### Stored records
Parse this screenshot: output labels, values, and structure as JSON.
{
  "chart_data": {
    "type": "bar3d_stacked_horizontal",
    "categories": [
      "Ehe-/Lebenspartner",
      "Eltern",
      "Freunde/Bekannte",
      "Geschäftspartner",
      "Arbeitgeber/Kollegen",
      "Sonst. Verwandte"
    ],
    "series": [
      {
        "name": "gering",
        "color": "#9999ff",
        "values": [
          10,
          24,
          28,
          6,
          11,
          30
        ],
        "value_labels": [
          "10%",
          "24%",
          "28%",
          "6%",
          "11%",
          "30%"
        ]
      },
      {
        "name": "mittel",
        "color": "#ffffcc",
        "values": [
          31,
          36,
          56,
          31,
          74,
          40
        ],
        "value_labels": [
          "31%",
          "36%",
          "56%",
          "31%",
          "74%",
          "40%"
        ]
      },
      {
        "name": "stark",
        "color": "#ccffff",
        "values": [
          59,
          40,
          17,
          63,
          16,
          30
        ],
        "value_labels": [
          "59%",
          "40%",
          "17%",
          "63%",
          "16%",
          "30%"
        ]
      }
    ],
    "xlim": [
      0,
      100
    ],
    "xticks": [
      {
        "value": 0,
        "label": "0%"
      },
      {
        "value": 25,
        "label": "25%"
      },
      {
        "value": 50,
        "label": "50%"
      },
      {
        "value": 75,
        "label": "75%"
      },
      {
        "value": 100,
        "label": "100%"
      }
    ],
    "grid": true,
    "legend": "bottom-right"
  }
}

### Requirements
In the records, locate each line holding the string "color" and copy it.

### Written answer
        "color": "#9999ff",
        "color": "#ffffcc",
        "color": "#ccffff",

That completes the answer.